OBJECTIVE:
Each record below should be output verbatim, without pictures.

RECORD SET:
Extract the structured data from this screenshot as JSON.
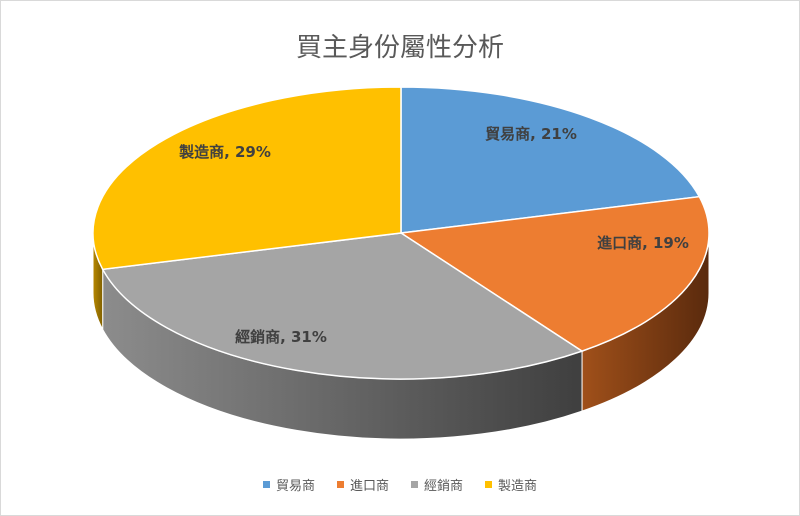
{
  "chart_data": {
    "type": "pie",
    "title": "買主身份屬性分析",
    "categories": [
      "貿易商",
      "進口商",
      "經銷商",
      "製造商"
    ],
    "values": [
      21,
      19,
      31,
      29
    ],
    "value_format": "percent",
    "data_labels": [
      "貿易商, 21%",
      "進口商, 19%",
      "經銷商, 31%",
      "製造商, 29%"
    ],
    "colors": [
      "#5b9bd5",
      "#ed7d31",
      "#a5a5a5",
      "#ffc000"
    ],
    "style": "3d",
    "legend": "bottom"
  }
}
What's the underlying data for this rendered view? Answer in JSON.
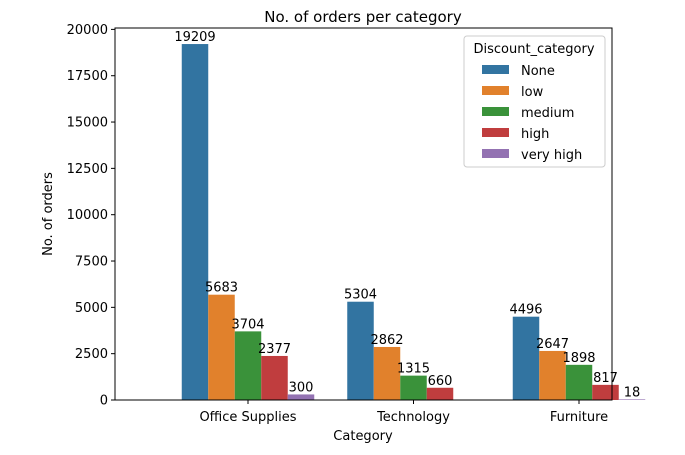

RESULT OF THE TASK:
Extract the structured data from this screenshot as JSON.
{
  "chart_data": {
    "type": "pie",
    "title": "買主身份屬性分析",
    "categories": [
      "貿易商",
      "進口商",
      "經銷商",
      "製造商"
    ],
    "values": [
      21,
      19,
      31,
      29
    ],
    "value_format": "percent",
    "data_labels": [
      "貿易商, 21%",
      "進口商, 19%",
      "經銷商, 31%",
      "製造商, 29%"
    ],
    "colors": [
      "#5b9bd5",
      "#ed7d31",
      "#a5a5a5",
      "#ffc000"
    ],
    "style": "3d",
    "legend": "bottom"
  }
}
What's the underlying data for this rendered view? Answer in JSON.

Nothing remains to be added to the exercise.